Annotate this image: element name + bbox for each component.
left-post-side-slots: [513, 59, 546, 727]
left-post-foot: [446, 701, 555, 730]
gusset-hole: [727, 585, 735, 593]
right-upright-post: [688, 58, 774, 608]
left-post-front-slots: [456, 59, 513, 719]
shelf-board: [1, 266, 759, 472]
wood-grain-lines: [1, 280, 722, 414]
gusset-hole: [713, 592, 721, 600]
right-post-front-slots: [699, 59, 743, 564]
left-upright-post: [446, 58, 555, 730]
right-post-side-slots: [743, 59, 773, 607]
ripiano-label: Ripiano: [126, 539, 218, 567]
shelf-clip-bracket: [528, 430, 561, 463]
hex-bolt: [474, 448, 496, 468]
---*---
**WORK TO COMPLETE**:
Reproduce each of the entries above verbatim, line for line, with no alterations.

**SOLUTION TO THIS TASK**:
Annotate this image: element name + bbox for each component.
left-post-side-slots: [513, 59, 546, 727]
left-post-foot: [446, 701, 555, 730]
gusset-hole: [727, 585, 735, 593]
right-upright-post: [688, 58, 774, 608]
left-post-front-slots: [456, 59, 513, 719]
shelf-board: [1, 266, 759, 472]
wood-grain-lines: [1, 280, 722, 414]
gusset-hole: [713, 592, 721, 600]
right-post-front-slots: [699, 59, 743, 564]
left-upright-post: [446, 58, 555, 730]
right-post-side-slots: [743, 59, 773, 607]
ripiano-label: Ripiano: [126, 539, 218, 567]
shelf-clip-bracket: [528, 430, 561, 463]
hex-bolt: [474, 448, 496, 468]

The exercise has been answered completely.